-- Stored items from a collection --
══════
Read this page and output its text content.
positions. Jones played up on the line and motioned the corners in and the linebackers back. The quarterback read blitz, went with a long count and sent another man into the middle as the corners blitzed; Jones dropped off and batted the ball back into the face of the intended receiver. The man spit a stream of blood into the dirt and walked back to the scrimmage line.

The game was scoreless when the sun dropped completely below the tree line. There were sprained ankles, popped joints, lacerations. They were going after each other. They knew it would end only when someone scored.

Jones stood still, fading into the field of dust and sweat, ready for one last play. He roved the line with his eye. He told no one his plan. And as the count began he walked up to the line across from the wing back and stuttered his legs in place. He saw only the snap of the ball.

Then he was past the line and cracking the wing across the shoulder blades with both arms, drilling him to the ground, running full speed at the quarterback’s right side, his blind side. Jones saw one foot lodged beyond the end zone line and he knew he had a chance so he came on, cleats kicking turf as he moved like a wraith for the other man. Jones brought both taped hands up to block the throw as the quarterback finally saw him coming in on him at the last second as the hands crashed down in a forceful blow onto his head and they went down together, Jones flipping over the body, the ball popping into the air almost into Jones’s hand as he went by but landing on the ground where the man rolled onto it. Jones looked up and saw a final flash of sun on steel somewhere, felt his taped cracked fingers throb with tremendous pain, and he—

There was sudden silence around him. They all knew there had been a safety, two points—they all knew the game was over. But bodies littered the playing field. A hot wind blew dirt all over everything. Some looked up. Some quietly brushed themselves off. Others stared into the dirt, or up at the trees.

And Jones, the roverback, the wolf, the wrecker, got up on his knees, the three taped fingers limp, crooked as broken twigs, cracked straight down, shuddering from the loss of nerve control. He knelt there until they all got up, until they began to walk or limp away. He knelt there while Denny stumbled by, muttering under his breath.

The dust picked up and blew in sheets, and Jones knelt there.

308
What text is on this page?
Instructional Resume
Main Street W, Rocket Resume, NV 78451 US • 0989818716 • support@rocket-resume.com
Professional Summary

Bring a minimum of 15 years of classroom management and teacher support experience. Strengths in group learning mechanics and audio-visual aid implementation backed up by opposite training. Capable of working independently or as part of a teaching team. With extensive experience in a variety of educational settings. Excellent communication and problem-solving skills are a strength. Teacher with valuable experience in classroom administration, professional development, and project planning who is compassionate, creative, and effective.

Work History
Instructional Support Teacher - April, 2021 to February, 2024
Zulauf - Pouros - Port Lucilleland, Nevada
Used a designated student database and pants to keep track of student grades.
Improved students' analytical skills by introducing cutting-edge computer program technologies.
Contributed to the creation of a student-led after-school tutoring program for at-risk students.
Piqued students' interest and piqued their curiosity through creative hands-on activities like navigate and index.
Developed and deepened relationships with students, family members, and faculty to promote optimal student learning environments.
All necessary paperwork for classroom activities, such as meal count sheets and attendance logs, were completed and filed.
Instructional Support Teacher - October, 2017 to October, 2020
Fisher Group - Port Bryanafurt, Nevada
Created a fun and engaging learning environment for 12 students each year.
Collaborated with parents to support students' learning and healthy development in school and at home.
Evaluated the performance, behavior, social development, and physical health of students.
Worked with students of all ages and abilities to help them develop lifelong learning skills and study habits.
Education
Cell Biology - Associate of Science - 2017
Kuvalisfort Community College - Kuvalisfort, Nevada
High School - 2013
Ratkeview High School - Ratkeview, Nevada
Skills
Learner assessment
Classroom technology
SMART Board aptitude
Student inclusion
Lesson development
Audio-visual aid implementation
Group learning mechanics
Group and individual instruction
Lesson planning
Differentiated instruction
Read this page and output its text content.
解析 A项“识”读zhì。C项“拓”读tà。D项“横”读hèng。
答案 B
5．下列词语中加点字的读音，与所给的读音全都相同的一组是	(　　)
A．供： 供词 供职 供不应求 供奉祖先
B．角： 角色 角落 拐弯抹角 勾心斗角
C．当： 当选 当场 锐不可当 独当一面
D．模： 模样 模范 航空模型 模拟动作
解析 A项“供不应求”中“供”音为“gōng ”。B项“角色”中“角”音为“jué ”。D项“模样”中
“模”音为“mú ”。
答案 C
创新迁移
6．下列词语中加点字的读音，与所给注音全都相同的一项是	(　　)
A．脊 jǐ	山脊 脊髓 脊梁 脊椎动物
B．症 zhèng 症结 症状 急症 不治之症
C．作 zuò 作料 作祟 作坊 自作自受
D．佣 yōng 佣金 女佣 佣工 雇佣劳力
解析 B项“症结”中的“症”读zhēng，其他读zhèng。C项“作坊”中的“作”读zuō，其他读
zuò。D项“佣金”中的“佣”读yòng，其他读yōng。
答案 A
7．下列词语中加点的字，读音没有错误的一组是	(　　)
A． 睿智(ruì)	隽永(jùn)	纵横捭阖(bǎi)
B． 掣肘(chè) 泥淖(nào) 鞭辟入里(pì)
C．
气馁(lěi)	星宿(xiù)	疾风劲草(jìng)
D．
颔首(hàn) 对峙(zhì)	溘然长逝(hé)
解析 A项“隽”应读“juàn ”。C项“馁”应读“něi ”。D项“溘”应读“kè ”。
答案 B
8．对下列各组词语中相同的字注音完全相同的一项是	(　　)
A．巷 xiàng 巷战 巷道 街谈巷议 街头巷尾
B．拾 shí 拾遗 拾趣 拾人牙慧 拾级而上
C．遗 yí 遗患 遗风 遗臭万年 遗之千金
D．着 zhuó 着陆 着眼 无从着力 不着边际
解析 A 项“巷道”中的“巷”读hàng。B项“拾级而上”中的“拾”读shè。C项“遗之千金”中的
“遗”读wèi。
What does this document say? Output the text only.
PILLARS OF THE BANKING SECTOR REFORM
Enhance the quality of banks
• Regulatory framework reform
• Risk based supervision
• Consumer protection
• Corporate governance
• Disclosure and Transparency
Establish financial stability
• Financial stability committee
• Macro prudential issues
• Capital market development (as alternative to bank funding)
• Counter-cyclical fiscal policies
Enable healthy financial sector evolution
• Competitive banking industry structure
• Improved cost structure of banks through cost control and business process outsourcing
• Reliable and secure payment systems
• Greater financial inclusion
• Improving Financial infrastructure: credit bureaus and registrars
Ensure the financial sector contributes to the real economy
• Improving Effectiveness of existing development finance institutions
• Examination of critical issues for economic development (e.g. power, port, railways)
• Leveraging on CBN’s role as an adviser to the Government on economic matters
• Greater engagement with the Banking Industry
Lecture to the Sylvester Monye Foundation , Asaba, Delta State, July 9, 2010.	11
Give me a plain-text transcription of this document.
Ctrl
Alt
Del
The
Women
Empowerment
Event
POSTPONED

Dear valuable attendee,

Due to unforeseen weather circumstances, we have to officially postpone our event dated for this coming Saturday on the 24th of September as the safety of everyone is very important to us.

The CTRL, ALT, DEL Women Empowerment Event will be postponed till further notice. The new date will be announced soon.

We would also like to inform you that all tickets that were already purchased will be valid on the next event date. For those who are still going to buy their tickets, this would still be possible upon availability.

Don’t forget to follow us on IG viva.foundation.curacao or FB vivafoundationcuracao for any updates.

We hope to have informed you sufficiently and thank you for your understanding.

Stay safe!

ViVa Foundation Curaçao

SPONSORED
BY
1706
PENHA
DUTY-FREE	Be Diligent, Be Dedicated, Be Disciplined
══════
-- Given exercise --
All of the data needs to be printed once more, exactly.

-- Right answer --
Read this page and output its text content.
positions. Jones played up on the line and motioned the corners in and the linebackers back. The quarterback read blitz, went with a long count and sent another man into the middle as the corners blitzed; Jones dropped off and batted the ball back into the face of the intended receiver. The man spit a stream of blood into the dirt and walked back to the scrimmage line.

The game was scoreless when the sun dropped completely below the tree line. There were sprained ankles, popped joints, lacerations. They were going after each other. They knew it would end only when someone scored.

Jones stood still, fading into the field of dust and sweat, ready for one last play. He roved the line with his eye. He told no one his plan. And as the count began he walked up to the line across from the wing back and stuttered his legs in place. He saw only the snap of the ball.

Then he was past the line and cracking the wing across the shoulder blades with both arms, drilling him to the ground, running full speed at the quarterback’s right side, his blind side. Jones saw one foot lodged beyond the end zone line and he knew he had a chance so he came on, cleats kicking turf as he moved like a wraith for the other man. Jones brought both taped hands up to block the throw as the quarterback finally saw him coming in on him at the last second as the hands crashed down in a forceful blow onto his head and they went down together, Jones flipping over the body, the ball popping into the air almost into Jones’s hand as he went by but landing on the ground where the man rolled onto it. Jones looked up and saw a final flash of sun on steel somewhere, felt his taped cracked fingers throb with tremendous pain, and he—

There was sudden silence around him. They all knew there had been a safety, two points—they all knew the game was over. But bodies littered the playing field. A hot wind blew dirt all over everything. Some looked up. Some quietly brushed themselves off. Others stared into the dirt, or up at the trees.

And Jones, the roverback, the wolf, the wrecker, got up on his knees, the three taped fingers limp, crooked as broken twigs, cracked straight down, shuddering from the loss of nerve control. He knelt there until they all got up, until they began to walk or limp away. He knelt there while Denny stumbled by, muttering under his breath.

The dust picked up and blew in sheets, and Jones knelt there.

308
What text is on this page?
Instructional Resume
Main Street W, Rocket Resume, NV 78451 US • 0989818716 • support@rocket-resume.com
Professional Summary

Bring a minimum of 15 years of classroom management and teacher support experience. Strengths in group learning mechanics and audio-visual aid implementation backed up by opposite training. Capable of working independently or as part of a teaching team. With extensive experience in a variety of educational settings. Excellent communication and problem-solving skills are a strength. Teacher with valuable experience in classroom administration, professional development, and project planning who is compassionate, creative, and effective.

Work History
Instructional Support Teacher - April, 2021 to February, 2024
Zulauf - Pouros - Port Lucilleland, Nevada
Used a designated student database and pants to keep track of student grades.
Improved students' analytical skills by introducing cutting-edge computer program technologies.
Contributed to the creation of a student-led after-school tutoring program for at-risk students.
Piqued students' interest and piqued their curiosity through creative hands-on activities like navigate and index.
Developed and deepened relationships with students, family members, and faculty to promote optimal student learning environments.
All necessary paperwork for classroom activities, such as meal count sheets and attendance logs, were completed and filed.
Instructional Support Teacher - October, 2017 to October, 2020
Fisher Group - Port Bryanafurt, Nevada
Created a fun and engaging learning environment for 12 students each year.
Collaborated with parents to support students' learning and healthy development in school and at home.
Evaluated the performance, behavior, social development, and physical health of students.
Worked with students of all ages and abilities to help them develop lifelong learning skills and study habits.
Education
Cell Biology - Associate of Science - 2017
Kuvalisfort Community College - Kuvalisfort, Nevada
High School - 2013
Ratkeview High School - Ratkeview, Nevada
Skills
Learner assessment
Classroom technology
SMART Board aptitude
Student inclusion
Lesson development
Audio-visual aid implementation
Group learning mechanics
Group and individual instruction
Lesson planning
Differentiated instruction
Read this page and output its text content.
解析 A项“识”读zhì。C项“拓”读tà。D项“横”读hèng。
答案 B
5．下列词语中加点字的读音，与所给的读音全都相同的一组是	(　　)
A．供： 供词 供职 供不应求 供奉祖先
B．角： 角色 角落 拐弯抹角 勾心斗角
C．当： 当选 当场 锐不可当 独当一面
D．模： 模样 模范 航空模型 模拟动作
解析 A项“供不应求”中“供”音为“gōng ”。B项“角色”中“角”音为“jué ”。D项“模样”中
“模”音为“mú ”。
答案 C
创新迁移
6．下列词语中加点字的读音，与所给注音全都相同的一项是	(　　)
A．脊 jǐ	山脊 脊髓 脊梁 脊椎动物
B．症 zhèng 症结 症状 急症 不治之症
C．作 zuò 作料 作祟 作坊 自作自受
D．佣 yōng 佣金 女佣 佣工 雇佣劳力
解析 B项“症结”中的“症”读zhēng，其他读zhèng。C项“作坊”中的“作”读zuō，其他读
zuò。D项“佣金”中的“佣”读yòng，其他读yōng。
答案 A
7．下列词语中加点的字，读音没有错误的一组是	(　　)
A． 睿智(ruì)	隽永(jùn)	纵横捭阖(bǎi)
B． 掣肘(chè) 泥淖(nào) 鞭辟入里(pì)
C．
气馁(lěi)	星宿(xiù)	疾风劲草(jìng)
D．
颔首(hàn) 对峙(zhì)	溘然长逝(hé)
解析 A项“隽”应读“juàn ”。C项“馁”应读“něi ”。D项“溘”应读“kè ”。
答案 B
8．对下列各组词语中相同的字注音完全相同的一项是	(　　)
A．巷 xiàng 巷战 巷道 街谈巷议 街头巷尾
B．拾 shí 拾遗 拾趣 拾人牙慧 拾级而上
C．遗 yí 遗患 遗风 遗臭万年 遗之千金
D．着 zhuó 着陆 着眼 无从着力 不着边际
解析 A 项“巷道”中的“巷”读hàng。B项“拾级而上”中的“拾”读shè。C项“遗之千金”中的
“遗”读wèi。
What does this document say? Output the text only.
PILLARS OF THE BANKING SECTOR REFORM
Enhance the quality of banks
• Regulatory framework reform
• Risk based supervision
• Consumer protection
• Corporate governance
• Disclosure and Transparency
Establish financial stability
• Financial stability committee
• Macro prudential issues
• Capital market development (as alternative to bank funding)
• Counter-cyclical fiscal policies
Enable healthy financial sector evolution
• Competitive banking industry structure
• Improved cost structure of banks through cost control and business process outsourcing
• Reliable and secure payment systems
• Greater financial inclusion
• Improving Financial infrastructure: credit bureaus and registrars
Ensure the financial sector contributes to the real economy
• Improving Effectiveness of existing development finance institutions
• Examination of critical issues for economic development (e.g. power, port, railways)
• Leveraging on CBN’s role as an adviser to the Government on economic matters
• Greater engagement with the Banking Industry
Lecture to the Sylvester Monye Foundation , Asaba, Delta State, July 9, 2010.	11
Give me a plain-text transcription of this document.
Ctrl
Alt
Del
The
Women
Empowerment
Event
POSTPONED

Dear valuable attendee,

Due to unforeseen weather circumstances, we have to officially postpone our event dated for this coming Saturday on the 24th of September as the safety of everyone is very important to us.

The CTRL, ALT, DEL Women Empowerment Event will be postponed till further notice. The new date will be announced soon.

We would also like to inform you that all tickets that were already purchased will be valid on the next event date. For those who are still going to buy their tickets, this would still be possible upon availability.

Don’t forget to follow us on IG viva.foundation.curacao or FB vivafoundationcuracao for any updates.

We hope to have informed you sufficiently and thank you for your understanding.

Stay safe!

ViVa Foundation Curaçao

SPONSORED
BY
1706
PENHA
DUTY-FREE	Be Diligent, Be Dedicated, Be Disciplined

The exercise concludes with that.